■ What is needed:
Go through the listing beneath this task and return every line that carries the string "JSON".

— Start Records for this task —

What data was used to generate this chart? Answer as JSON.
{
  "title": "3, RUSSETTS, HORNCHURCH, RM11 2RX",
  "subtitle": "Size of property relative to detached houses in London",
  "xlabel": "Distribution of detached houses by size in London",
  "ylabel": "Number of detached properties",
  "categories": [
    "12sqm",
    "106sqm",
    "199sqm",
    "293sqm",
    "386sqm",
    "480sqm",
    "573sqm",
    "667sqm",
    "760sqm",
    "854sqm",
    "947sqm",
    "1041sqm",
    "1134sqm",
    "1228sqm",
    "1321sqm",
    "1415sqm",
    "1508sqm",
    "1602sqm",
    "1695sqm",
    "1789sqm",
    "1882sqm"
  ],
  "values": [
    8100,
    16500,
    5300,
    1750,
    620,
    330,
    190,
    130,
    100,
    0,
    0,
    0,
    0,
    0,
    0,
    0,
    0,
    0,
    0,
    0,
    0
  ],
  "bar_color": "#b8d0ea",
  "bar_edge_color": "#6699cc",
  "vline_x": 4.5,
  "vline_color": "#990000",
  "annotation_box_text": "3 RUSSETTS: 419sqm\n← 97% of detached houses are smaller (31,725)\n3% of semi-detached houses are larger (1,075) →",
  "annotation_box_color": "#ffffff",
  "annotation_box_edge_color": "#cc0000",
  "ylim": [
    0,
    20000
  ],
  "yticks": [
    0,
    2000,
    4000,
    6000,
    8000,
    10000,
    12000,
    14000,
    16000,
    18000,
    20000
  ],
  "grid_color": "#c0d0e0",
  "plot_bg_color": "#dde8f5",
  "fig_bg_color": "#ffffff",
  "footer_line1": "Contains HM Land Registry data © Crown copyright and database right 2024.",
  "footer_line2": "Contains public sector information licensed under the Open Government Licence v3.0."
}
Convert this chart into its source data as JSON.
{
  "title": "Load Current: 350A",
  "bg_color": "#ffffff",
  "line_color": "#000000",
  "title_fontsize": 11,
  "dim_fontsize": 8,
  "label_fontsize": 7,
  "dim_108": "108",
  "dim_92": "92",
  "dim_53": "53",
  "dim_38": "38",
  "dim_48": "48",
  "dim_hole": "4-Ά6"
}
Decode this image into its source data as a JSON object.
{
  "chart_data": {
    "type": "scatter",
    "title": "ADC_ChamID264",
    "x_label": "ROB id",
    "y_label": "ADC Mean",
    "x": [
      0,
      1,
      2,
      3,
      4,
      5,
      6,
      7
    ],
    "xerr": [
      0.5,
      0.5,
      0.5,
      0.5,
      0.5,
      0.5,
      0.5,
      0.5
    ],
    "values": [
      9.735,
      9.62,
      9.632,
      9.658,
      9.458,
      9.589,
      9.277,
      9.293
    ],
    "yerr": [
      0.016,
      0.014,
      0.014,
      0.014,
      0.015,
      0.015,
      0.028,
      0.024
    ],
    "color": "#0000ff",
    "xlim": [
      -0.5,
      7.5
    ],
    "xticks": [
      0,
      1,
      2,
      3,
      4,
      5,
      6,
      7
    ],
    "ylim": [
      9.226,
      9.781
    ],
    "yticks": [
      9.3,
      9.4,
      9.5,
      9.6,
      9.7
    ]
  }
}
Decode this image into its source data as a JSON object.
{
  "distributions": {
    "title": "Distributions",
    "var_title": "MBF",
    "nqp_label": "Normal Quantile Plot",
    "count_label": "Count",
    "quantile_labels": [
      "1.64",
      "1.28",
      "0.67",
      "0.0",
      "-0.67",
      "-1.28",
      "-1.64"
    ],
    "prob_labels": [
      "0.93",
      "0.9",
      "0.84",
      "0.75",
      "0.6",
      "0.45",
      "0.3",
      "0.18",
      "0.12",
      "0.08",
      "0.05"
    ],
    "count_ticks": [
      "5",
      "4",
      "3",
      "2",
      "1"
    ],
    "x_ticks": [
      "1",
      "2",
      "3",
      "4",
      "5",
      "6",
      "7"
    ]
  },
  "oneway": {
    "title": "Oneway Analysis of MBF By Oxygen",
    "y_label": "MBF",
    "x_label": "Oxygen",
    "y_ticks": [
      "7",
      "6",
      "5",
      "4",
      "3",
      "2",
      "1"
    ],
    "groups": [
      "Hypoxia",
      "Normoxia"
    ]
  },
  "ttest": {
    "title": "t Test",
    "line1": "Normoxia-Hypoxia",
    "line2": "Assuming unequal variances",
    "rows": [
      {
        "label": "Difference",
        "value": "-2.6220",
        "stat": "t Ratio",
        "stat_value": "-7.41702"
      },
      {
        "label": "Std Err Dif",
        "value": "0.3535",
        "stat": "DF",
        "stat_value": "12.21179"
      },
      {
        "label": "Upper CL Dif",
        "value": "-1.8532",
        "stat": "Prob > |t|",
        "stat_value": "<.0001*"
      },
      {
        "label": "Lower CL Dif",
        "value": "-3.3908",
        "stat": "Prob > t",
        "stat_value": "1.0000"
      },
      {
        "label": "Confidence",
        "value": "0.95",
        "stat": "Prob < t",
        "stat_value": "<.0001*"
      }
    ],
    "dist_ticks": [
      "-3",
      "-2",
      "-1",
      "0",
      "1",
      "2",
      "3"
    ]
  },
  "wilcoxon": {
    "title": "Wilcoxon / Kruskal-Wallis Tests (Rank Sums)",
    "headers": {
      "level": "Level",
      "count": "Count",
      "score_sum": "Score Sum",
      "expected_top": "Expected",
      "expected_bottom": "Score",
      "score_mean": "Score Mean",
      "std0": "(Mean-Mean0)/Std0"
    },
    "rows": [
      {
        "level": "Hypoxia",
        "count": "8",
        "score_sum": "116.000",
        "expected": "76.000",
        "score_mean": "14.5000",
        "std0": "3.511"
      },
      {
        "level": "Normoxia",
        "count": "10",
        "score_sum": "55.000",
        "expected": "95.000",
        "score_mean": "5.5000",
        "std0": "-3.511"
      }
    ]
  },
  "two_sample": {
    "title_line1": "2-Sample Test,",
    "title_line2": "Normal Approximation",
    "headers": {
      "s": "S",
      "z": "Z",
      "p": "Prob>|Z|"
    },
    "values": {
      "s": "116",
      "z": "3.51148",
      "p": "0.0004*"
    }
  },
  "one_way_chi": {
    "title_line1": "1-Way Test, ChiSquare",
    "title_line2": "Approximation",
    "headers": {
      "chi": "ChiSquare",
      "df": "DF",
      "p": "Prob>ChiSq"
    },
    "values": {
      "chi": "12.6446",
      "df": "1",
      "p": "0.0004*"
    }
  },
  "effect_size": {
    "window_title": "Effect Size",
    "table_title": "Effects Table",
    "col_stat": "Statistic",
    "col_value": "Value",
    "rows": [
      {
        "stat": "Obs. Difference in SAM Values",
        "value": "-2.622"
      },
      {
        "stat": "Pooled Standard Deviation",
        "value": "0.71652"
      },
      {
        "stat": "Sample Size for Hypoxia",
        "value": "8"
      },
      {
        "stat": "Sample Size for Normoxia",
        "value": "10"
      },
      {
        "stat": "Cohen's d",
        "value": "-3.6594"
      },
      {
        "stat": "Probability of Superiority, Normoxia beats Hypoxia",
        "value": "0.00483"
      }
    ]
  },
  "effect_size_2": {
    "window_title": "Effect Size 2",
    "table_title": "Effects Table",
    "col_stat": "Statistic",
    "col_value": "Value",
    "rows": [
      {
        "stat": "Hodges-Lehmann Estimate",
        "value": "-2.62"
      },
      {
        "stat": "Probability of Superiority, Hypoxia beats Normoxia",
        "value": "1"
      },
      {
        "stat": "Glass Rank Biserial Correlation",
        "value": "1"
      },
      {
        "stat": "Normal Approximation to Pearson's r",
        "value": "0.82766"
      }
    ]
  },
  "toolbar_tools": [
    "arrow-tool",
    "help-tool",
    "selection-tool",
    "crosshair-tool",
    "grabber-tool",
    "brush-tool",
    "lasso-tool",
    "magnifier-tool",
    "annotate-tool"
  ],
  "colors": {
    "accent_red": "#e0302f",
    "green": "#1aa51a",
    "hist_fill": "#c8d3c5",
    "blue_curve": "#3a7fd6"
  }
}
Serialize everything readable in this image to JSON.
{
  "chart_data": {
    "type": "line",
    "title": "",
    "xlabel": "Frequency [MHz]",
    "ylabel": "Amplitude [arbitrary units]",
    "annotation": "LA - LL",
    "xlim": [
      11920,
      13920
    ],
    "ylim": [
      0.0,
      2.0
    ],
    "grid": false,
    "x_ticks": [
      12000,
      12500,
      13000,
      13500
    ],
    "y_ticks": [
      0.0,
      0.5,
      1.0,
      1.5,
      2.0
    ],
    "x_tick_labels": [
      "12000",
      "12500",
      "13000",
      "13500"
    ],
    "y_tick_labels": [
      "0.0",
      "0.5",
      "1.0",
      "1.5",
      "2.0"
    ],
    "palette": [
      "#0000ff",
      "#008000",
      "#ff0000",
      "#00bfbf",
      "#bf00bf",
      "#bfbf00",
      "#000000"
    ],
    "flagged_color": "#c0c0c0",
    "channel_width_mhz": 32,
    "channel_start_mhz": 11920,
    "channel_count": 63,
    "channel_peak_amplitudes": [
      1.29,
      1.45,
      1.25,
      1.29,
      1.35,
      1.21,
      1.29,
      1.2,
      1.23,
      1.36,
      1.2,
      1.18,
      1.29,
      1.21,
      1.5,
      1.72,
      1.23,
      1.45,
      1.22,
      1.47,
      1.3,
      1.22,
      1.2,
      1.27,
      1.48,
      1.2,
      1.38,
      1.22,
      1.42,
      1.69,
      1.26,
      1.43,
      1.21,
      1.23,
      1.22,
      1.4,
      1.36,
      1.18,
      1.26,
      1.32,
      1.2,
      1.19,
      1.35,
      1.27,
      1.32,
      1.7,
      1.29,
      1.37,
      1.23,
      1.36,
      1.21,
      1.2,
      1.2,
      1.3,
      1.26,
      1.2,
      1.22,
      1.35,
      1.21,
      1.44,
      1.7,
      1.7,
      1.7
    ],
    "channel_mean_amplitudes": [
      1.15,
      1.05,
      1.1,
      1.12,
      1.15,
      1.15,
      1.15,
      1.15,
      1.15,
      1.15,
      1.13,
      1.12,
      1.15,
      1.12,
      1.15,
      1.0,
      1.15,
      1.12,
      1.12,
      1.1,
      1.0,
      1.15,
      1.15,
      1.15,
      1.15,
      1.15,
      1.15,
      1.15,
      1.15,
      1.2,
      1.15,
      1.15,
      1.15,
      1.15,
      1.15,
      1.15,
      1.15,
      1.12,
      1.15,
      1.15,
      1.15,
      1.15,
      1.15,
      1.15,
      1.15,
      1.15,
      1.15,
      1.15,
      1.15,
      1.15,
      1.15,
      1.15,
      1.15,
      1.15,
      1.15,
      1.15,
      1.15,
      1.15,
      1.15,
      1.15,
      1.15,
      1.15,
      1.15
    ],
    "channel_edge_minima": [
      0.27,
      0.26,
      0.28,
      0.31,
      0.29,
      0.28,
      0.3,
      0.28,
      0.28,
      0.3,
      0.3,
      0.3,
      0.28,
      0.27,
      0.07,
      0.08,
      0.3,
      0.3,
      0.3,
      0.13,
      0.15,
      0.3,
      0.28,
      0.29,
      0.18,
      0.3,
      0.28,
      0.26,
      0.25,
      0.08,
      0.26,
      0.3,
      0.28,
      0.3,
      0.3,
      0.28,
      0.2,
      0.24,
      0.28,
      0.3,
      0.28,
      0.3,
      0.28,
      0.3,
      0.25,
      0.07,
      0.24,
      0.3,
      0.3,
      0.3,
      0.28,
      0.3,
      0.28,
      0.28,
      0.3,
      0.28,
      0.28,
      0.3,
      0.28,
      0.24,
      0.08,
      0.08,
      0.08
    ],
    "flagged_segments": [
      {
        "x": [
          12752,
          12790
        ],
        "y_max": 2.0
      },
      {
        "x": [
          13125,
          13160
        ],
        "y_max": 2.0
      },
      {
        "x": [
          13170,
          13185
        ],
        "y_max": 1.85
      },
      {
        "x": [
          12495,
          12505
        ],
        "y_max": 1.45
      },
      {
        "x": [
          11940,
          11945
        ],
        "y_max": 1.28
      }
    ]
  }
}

— End Records for this task —

■ Right answer:
What data was used to generate this chart? Answer as JSON.
Convert this chart into its source data as JSON.
Decode this image into its source data as a JSON object.
Decode this image into its source data as a JSON object.
Serialize everything readable in this image to JSON.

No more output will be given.